◆ Texte à lire ◆
▬▬▬▬▬▬

Des associations tunisiennes exigent la libération des deux jeunes arrêtés lors de la manifestation de Barakat à Alger

Après les ONG algériennes et internationales, des associations tunisiennes se mobilisent pour la libération de Mohamed Kadi et Moêz Bennacir, arrêtés lors d’une manifestation du mouvement Barakat, le 16 avril à Alger. Dans un communiqué publié vendredi, le Comité pour le respect des libertés et des droits de l’Homme en Tunisie (CRLDHT) « exige la libération des deux jeunes gens et la cessation des poursuites à leur encontre ». Moêz Bennacir est un ressortissant tunisien.

Cette organisation  « s’inquiète et dénonce la vague de répression continue, avant, pendant et après les élections présidentielles en Algérie ». « La solidarité maghrébine doit aussi s’exprimer dans la lutte commune contre la répression des libertés et des violations des droits de l’Homme où qu’elles soient (…). Une campagne internationale est actuellement en cours pour exiger la libération des deux jeunes militants », assure-t-elle.

▬▬▬▬▬▬

◆ Liste des données ◆

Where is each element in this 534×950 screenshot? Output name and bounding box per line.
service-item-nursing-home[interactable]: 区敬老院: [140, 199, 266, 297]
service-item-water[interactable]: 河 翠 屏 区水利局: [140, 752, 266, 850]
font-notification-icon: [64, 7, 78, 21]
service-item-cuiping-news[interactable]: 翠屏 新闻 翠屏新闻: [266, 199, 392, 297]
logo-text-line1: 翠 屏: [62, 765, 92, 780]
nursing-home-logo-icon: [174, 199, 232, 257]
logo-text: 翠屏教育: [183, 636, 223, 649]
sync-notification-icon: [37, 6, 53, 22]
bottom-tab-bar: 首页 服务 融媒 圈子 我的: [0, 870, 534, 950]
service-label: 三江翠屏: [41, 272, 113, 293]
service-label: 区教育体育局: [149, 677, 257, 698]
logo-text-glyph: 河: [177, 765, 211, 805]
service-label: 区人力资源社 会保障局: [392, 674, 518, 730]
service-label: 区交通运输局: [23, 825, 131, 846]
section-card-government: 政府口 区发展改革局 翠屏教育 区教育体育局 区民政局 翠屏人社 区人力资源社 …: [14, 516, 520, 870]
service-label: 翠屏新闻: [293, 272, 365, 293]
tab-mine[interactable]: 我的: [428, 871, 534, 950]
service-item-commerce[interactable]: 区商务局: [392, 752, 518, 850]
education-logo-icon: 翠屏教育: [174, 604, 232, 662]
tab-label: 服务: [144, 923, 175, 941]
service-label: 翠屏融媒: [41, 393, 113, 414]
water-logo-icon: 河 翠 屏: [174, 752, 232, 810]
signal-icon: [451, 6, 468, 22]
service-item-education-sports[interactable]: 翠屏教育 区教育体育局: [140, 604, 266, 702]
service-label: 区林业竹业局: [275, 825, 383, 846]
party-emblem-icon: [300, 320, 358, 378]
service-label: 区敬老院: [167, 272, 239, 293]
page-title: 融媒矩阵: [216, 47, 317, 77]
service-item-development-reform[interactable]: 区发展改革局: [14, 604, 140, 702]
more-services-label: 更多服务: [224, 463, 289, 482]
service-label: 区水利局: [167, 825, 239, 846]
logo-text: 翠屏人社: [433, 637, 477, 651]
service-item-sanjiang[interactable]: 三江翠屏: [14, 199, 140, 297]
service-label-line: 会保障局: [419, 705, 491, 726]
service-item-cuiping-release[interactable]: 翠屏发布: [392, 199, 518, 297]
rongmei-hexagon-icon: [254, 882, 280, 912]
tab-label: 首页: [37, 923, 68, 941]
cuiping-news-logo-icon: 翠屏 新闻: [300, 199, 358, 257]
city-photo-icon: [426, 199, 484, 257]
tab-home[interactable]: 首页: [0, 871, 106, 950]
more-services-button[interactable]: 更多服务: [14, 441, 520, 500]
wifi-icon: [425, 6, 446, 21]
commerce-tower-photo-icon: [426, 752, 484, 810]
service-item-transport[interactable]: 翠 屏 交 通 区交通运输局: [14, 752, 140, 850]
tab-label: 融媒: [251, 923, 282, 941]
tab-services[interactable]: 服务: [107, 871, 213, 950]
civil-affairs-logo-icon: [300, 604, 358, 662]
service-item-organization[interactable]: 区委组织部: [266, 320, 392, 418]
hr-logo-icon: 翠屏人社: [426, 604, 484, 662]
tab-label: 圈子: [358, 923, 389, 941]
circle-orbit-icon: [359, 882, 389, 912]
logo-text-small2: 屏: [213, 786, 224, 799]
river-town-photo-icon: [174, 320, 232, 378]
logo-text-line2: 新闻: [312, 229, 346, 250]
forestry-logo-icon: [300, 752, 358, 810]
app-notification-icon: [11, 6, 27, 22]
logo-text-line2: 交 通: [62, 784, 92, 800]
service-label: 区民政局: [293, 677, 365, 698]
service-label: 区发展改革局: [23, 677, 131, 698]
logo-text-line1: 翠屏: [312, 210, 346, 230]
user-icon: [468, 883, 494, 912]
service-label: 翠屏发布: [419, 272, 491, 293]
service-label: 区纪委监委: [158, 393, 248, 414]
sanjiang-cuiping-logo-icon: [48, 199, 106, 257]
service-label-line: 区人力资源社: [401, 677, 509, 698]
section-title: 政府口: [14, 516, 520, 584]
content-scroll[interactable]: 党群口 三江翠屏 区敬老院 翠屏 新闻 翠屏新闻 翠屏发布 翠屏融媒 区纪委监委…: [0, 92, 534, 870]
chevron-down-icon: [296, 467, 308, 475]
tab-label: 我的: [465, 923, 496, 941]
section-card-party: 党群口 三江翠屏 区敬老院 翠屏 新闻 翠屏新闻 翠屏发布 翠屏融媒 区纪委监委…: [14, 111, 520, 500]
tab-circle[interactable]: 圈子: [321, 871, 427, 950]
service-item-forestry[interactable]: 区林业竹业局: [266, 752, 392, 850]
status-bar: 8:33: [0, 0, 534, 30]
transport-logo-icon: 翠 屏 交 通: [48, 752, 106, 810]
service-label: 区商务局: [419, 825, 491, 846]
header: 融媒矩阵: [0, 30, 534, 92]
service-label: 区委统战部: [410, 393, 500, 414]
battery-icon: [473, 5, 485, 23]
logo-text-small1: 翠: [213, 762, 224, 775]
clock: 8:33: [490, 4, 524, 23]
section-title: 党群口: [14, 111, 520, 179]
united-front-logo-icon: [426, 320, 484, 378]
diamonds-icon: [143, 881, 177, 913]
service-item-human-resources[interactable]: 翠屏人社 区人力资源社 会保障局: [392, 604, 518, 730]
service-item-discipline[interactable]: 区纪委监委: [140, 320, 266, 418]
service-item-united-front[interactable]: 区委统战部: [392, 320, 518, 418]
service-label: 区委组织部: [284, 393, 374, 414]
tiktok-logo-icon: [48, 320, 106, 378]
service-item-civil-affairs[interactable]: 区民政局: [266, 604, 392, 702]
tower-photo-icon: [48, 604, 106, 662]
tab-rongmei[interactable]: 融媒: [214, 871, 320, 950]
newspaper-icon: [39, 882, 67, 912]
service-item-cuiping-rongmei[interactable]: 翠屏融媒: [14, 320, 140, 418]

▬▬▬▬▬▬

◆ Objectif ◆
Recopiez intégralement, sans rien modifier, le texte sur les deux jeunes arrêtés lors de la manifestation de Barakat à Alger.

◆ Résultat obtenu ◆
Des associations tunisiennes exigent la libération des deux jeunes arrêtés lors de la manifestation de Barakat à Alger

Après les ONG algériennes et internationales, des associations tunisiennes se mobilisent pour la libération de Mohamed Kadi et Moêz Bennacir, arrêtés lors d’une manifestation du mouvement Barakat, le 16 avril à Alger. Dans un communiqué publié vendredi, le Comité pour le respect des libertés et des droits de l’Homme en Tunisie (CRLDHT) « exige la libération des deux jeunes gens et la cessation des poursuites à leur encontre ». Moêz Bennacir est un ressortissant tunisien.

Cette organisation  « s’inquiète et dénonce la vague de répression continue, avant, pendant et après les élections présidentielles en Algérie ». « La solidarité maghrébine doit aussi s’exprimer dans la lutte commune contre la répression des libertés et des violations des droits de l’Homme où qu’elles soient (…). Une campagne internationale est actuellement en cours pour exiger la libération des deux jeunes militants », assure-t-elle.